— START Records provided —

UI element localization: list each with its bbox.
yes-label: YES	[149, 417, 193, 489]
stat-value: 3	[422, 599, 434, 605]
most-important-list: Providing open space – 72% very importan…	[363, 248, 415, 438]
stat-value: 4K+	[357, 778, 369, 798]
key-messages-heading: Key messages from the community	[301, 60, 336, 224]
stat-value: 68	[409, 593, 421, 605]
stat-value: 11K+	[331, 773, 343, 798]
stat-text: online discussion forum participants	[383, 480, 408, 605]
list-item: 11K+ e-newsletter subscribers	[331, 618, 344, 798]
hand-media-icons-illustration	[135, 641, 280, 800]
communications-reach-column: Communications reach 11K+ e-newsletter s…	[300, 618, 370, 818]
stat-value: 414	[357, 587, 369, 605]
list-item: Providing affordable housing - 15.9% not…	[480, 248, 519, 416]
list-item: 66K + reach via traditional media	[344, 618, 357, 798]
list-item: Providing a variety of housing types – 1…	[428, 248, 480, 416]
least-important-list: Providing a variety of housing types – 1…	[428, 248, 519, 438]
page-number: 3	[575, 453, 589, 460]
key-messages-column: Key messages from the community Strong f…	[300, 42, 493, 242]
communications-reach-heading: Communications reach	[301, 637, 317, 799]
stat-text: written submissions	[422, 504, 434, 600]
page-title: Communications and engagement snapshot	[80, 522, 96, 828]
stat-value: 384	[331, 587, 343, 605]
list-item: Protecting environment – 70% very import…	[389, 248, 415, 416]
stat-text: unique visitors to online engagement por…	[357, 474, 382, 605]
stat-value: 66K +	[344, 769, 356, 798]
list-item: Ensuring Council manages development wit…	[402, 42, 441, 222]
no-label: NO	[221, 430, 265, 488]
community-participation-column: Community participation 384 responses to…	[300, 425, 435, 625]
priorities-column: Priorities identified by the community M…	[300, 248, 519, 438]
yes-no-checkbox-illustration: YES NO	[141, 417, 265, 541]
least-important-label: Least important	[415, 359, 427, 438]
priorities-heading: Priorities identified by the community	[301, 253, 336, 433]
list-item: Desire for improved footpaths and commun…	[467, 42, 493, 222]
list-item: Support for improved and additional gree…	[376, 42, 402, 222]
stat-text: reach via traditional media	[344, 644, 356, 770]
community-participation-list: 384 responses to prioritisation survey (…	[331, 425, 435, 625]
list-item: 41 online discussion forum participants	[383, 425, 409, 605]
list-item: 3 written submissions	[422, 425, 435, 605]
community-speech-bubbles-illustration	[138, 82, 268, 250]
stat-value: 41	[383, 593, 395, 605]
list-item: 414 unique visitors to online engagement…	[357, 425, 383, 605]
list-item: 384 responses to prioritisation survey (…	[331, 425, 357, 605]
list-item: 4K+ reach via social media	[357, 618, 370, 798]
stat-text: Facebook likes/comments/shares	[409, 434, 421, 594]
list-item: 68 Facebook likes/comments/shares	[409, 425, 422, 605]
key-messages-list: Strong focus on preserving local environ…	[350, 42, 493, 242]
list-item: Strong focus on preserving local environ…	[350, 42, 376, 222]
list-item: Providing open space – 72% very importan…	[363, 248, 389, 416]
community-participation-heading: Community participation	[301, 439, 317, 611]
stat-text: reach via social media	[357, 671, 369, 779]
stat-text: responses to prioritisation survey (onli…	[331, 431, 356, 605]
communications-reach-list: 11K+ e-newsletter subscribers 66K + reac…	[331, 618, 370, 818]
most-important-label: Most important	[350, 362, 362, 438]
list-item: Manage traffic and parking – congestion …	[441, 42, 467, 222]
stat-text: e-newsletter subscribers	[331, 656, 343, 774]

— END Records provided —

Print the lines above exactly as they are, from first to last.

UI element localization: list each with its bbox.
yes-label: YES	[149, 417, 193, 489]
stat-value: 3	[422, 599, 434, 605]
most-important-list: Providing open space – 72% very importan…	[363, 248, 415, 438]
stat-value: 4K+	[357, 778, 369, 798]
key-messages-heading: Key messages from the community	[301, 60, 336, 224]
stat-value: 68	[409, 593, 421, 605]
stat-value: 11K+	[331, 773, 343, 798]
stat-text: online discussion forum participants	[383, 480, 408, 605]
list-item: 11K+ e-newsletter subscribers	[331, 618, 344, 798]
hand-media-icons-illustration	[135, 641, 280, 800]
communications-reach-column: Communications reach 11K+ e-newsletter s…	[300, 618, 370, 818]
stat-value: 414	[357, 587, 369, 605]
list-item: Providing affordable housing - 15.9% not…	[480, 248, 519, 416]
list-item: 66K + reach via traditional media	[344, 618, 357, 798]
list-item: Providing a variety of housing types – 1…	[428, 248, 480, 416]
least-important-list: Providing a variety of housing types – 1…	[428, 248, 519, 438]
page-number: 3	[575, 453, 589, 460]
key-messages-column: Key messages from the community Strong f…	[300, 42, 493, 242]
communications-reach-heading: Communications reach	[301, 637, 317, 799]
stat-text: written submissions	[422, 504, 434, 600]
page-title: Communications and engagement snapshot	[80, 522, 96, 828]
stat-value: 384	[331, 587, 343, 605]
list-item: Protecting environment – 70% very import…	[389, 248, 415, 416]
stat-text: unique visitors to online engagement por…	[357, 474, 382, 605]
stat-value: 66K +	[344, 769, 356, 798]
list-item: Ensuring Council manages development wit…	[402, 42, 441, 222]
no-label: NO	[221, 430, 265, 488]
community-participation-column: Community participation 384 responses to…	[300, 425, 435, 625]
priorities-column: Priorities identified by the community M…	[300, 248, 519, 438]
yes-no-checkbox-illustration: YES NO	[141, 417, 265, 541]
least-important-label: Least important	[415, 359, 427, 438]
priorities-heading: Priorities identified by the community	[301, 253, 336, 433]
list-item: Desire for improved footpaths and commun…	[467, 42, 493, 222]
list-item: Support for improved and additional gree…	[376, 42, 402, 222]
stat-text: reach via traditional media	[344, 644, 356, 770]
community-participation-list: 384 responses to prioritisation survey (…	[331, 425, 435, 625]
list-item: 41 online discussion forum participants	[383, 425, 409, 605]
list-item: 3 written submissions	[422, 425, 435, 605]
community-speech-bubbles-illustration	[138, 82, 268, 250]
stat-value: 41	[383, 593, 395, 605]
list-item: 414 unique visitors to online engagement…	[357, 425, 383, 605]
list-item: 384 responses to prioritisation survey (…	[331, 425, 357, 605]
list-item: 4K+ reach via social media	[357, 618, 370, 798]
stat-text: Facebook likes/comments/shares	[409, 434, 421, 594]
list-item: 68 Facebook likes/comments/shares	[409, 425, 422, 605]
key-messages-list: Strong focus on preserving local environ…	[350, 42, 493, 242]
list-item: Strong focus on preserving local environ…	[350, 42, 376, 222]
list-item: Providing open space – 72% very importan…	[363, 248, 389, 416]
community-participation-heading: Community participation	[301, 439, 317, 611]
stat-text: reach via social media	[357, 671, 369, 779]
stat-text: responses to prioritisation survey (onli…	[331, 431, 356, 605]
communications-reach-list: 11K+ e-newsletter subscribers 66K + reac…	[331, 618, 370, 818]
most-important-label: Most important	[350, 362, 362, 438]
list-item: Manage traffic and parking – congestion …	[441, 42, 467, 222]
stat-text: e-newsletter subscribers	[331, 656, 343, 774]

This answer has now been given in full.